▶ **Information given**:
######

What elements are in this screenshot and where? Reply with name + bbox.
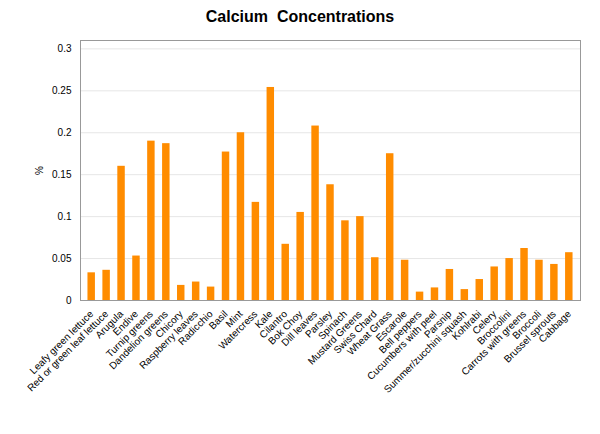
- svg-text:Arugula: Arugula: [93, 308, 126, 341]
- svg-text:Chicory: Chicory: [153, 308, 185, 340]
- svg-text:Radicchio: Radicchio: [175, 308, 215, 348]
- svg-text:Cilantro: Cilantro: [257, 308, 290, 341]
- svg-text:%: %: [34, 166, 45, 175]
- svg-text:0: 0: [66, 295, 72, 306]
- svg-text:Wheat Grass: Wheat Grass: [344, 308, 394, 358]
- svg-text:Bok Choy: Bok Choy: [265, 308, 305, 347]
- svg-text:Broccolini: Broccolini: [474, 308, 514, 347]
- svg-text:0.25: 0.25: [52, 85, 72, 96]
- svg-text:Dill leaves: Dill leaves: [279, 308, 320, 349]
- html-text:Calcium Concentrations: Calcium Concentrations: [205, 8, 395, 25]
- svg-text:Kohlrabi: Kohlrabi: [449, 308, 484, 342]
- svg-text:Basil: Basil: [206, 308, 230, 332]
- svg-text:Cucumbers with peel: Cucumbers with peel: [364, 308, 439, 382]
- svg-text:Leafy green lettuce: Leafy green lettuce: [27, 308, 95, 376]
- svg-text:Turnip greens: Turnip greens: [103, 308, 156, 360]
- svg-text:Endive: Endive: [110, 308, 141, 338]
- svg-text:Mustard Greens: Mustard Greens: [305, 308, 364, 367]
- svg-text:0.1: 0.1: [58, 211, 72, 222]
- svg-text:0.3: 0.3: [58, 43, 72, 54]
- svg-text:Mint: Mint: [223, 308, 245, 330]
- svg-text:Celery: Celery: [470, 308, 499, 337]
- svg-text:Broccoli: Broccoli: [510, 308, 544, 342]
- svg-text:Spinach: Spinach: [315, 308, 350, 342]
- svg-text:0.2: 0.2: [58, 127, 72, 138]
- svg-text:Escarole: Escarole: [373, 308, 409, 344]
- svg-text:Parsley: Parsley: [302, 308, 335, 340]
- svg-text:Watercress: Watercress: [216, 308, 259, 351]
- svg-text:Brussel sprouts: Brussel sprouts: [501, 308, 559, 365]
- svg-text:Raspberry leaves: Raspberry leaves: [137, 308, 200, 371]
- svg-text:Cabbage: Cabbage: [537, 308, 574, 345]
- svg-text:Parsnip: Parsnip: [421, 308, 454, 340]
- svg-text:Carrots with greens: Carrots with greens: [459, 308, 529, 378]
- svg-text:Kale: Kale: [252, 308, 275, 331]
- svg-text:Summer/zucchini squash: Summer/zucchini squash: [382, 308, 469, 395]
- svg-text:Red or green leaf lettuce: Red or green leaf lettuce: [25, 308, 111, 394]
- svg-text:Bell peppers: Bell peppers: [376, 308, 424, 356]
- svg-text:0.15: 0.15: [52, 169, 72, 180]
- svg-text:Swiss Chard: Swiss Chard: [331, 308, 379, 356]
- svg-text:0.05: 0.05: [52, 253, 72, 264]
- svg-text:Dandelion greens: Dandelion greens: [106, 308, 170, 372]
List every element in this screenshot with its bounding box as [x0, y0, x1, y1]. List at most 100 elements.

######

▶ **Your objective**:
Copy out the records verbatim from the line that contains "- svg-text:Arugula: Arugula: [93, 308, 126, 341]" down to the line that contains "- svg-text:Basil: Basil: [206, 308, 230, 332]", including both of those lines.

▶ **In response**:
- svg-text:Arugula: Arugula: [93, 308, 126, 341]
- svg-text:Chicory: Chicory: [153, 308, 185, 340]
- svg-text:Radicchio: Radicchio: [175, 308, 215, 348]
- svg-text:Cilantro: Cilantro: [257, 308, 290, 341]
- svg-text:%: %: [34, 166, 45, 175]
- svg-text:0: 0: [66, 295, 72, 306]
- svg-text:Wheat Grass: Wheat Grass: [344, 308, 394, 358]
- svg-text:Bok Choy: Bok Choy: [265, 308, 305, 347]
- svg-text:Broccolini: Broccolini: [474, 308, 514, 347]
- svg-text:0.25: 0.25: [52, 85, 72, 96]
- svg-text:Dill leaves: Dill leaves: [279, 308, 320, 349]
- html-text:Calcium Concentrations: Calcium Concentrations: [205, 8, 395, 25]
- svg-text:Kohlrabi: Kohlrabi: [449, 308, 484, 342]
- svg-text:Basil: Basil: [206, 308, 230, 332]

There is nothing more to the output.